**REQUIREMENTS**
Say how many lines contain "celebren", using only the number.

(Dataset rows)
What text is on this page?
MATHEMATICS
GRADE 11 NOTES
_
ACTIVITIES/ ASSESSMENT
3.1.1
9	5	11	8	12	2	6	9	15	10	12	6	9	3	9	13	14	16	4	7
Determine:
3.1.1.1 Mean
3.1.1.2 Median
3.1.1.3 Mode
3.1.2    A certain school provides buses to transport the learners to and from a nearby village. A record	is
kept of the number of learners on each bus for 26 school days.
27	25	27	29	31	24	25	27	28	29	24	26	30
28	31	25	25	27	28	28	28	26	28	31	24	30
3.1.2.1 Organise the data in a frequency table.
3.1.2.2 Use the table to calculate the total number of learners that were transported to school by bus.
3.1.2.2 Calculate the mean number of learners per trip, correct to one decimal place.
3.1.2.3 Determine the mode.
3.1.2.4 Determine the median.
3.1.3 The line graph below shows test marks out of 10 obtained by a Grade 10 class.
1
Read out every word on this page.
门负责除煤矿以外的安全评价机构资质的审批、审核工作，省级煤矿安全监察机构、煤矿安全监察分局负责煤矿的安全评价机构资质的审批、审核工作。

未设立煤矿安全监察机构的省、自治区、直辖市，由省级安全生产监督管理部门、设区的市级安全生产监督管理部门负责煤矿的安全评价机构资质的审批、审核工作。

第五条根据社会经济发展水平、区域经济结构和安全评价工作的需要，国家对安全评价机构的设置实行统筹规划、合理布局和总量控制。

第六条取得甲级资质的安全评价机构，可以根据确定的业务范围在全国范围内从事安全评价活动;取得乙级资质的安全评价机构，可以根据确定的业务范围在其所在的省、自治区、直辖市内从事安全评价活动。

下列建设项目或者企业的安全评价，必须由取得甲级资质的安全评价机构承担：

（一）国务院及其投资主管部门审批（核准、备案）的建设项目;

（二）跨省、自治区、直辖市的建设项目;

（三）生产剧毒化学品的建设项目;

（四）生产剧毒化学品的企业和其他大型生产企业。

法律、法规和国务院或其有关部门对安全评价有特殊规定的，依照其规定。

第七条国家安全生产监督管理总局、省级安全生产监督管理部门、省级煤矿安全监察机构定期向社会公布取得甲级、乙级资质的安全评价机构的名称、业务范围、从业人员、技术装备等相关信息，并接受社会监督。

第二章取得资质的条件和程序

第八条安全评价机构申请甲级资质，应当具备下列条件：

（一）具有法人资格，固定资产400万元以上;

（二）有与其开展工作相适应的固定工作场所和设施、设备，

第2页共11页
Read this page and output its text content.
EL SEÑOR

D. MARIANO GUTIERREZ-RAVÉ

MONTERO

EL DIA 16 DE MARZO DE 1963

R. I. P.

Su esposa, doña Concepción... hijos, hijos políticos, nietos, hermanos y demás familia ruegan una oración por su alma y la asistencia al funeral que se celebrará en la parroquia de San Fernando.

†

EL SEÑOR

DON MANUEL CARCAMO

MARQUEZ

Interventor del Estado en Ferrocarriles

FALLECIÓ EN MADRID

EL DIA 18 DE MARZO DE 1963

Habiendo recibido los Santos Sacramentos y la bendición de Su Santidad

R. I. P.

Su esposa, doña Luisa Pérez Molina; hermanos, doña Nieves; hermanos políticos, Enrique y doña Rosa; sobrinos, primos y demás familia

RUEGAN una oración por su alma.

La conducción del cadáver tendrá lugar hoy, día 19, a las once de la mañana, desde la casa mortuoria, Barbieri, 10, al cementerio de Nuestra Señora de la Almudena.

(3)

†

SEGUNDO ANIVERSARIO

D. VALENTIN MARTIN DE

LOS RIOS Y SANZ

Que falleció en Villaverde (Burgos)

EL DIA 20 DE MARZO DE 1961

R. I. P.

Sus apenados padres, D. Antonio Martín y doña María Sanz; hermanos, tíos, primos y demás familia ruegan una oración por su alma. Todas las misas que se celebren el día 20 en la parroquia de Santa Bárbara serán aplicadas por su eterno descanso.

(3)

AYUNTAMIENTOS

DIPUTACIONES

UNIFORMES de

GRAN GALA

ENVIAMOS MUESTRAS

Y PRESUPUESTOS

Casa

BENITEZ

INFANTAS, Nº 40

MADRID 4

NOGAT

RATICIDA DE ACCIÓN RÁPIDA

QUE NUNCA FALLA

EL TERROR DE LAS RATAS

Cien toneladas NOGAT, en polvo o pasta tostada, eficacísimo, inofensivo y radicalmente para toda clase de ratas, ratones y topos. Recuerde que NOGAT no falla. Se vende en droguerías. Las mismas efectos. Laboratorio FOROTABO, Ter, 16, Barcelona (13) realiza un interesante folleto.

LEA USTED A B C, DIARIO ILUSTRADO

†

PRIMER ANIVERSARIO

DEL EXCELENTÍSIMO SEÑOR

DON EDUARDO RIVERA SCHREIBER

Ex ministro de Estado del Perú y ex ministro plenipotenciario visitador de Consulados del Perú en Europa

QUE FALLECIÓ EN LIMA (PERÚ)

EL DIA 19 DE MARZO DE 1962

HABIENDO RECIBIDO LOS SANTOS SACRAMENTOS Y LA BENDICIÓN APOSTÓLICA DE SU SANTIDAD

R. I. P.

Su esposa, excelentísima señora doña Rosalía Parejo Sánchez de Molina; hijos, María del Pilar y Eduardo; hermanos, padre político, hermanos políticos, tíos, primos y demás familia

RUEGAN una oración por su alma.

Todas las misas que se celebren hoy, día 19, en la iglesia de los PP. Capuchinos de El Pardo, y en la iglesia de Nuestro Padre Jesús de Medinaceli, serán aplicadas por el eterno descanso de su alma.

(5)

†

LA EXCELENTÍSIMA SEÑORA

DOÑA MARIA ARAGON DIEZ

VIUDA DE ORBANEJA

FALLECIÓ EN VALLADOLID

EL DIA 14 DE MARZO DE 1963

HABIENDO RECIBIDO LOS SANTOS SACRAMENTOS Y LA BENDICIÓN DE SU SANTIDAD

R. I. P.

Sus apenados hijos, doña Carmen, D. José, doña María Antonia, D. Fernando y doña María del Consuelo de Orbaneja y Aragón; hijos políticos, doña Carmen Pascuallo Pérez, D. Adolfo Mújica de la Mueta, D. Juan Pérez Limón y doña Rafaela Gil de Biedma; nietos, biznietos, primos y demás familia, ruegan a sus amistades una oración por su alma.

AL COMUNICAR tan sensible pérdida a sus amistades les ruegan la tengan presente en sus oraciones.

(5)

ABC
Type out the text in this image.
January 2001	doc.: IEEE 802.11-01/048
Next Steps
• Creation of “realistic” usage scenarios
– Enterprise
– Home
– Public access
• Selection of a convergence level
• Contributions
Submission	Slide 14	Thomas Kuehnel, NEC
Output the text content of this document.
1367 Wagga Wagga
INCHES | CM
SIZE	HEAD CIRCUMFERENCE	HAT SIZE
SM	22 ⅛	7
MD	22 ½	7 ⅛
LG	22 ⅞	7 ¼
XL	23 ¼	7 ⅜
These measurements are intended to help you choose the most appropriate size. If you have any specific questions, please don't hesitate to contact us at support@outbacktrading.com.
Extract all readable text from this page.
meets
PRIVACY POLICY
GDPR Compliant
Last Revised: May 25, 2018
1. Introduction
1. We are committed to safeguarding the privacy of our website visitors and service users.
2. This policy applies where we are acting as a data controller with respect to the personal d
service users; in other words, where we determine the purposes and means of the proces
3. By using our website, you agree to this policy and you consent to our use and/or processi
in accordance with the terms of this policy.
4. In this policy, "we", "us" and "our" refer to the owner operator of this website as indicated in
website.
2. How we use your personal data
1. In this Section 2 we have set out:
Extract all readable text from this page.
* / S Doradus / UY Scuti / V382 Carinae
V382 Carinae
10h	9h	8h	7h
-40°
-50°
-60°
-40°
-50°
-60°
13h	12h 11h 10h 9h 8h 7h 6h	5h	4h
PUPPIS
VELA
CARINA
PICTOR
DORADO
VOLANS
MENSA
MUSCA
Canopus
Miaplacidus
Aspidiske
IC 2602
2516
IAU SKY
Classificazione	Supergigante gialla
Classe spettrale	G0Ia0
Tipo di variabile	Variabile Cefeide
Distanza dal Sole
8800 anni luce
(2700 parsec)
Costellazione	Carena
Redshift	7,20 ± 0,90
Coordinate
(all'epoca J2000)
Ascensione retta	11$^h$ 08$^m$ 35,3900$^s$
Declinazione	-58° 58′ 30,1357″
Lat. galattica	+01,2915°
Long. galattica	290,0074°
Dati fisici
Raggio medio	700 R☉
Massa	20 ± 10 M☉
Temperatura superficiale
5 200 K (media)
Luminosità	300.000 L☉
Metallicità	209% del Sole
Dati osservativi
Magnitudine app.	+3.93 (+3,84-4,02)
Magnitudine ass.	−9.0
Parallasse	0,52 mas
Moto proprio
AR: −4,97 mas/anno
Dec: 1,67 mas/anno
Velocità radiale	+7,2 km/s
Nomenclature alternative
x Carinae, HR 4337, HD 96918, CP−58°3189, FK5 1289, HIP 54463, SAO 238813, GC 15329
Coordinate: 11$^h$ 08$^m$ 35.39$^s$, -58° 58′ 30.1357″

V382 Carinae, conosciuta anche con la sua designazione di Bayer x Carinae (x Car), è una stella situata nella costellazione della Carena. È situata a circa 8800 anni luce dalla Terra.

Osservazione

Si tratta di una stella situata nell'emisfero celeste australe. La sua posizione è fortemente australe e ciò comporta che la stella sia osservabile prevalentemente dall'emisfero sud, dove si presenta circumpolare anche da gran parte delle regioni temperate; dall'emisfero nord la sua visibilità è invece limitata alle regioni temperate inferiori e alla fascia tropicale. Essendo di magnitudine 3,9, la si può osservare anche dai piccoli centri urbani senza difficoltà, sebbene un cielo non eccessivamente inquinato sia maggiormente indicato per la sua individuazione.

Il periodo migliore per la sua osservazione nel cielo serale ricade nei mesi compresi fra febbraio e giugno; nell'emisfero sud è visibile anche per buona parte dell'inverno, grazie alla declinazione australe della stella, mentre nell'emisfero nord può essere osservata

**SOLUTION TO THIS PROBLEM**
2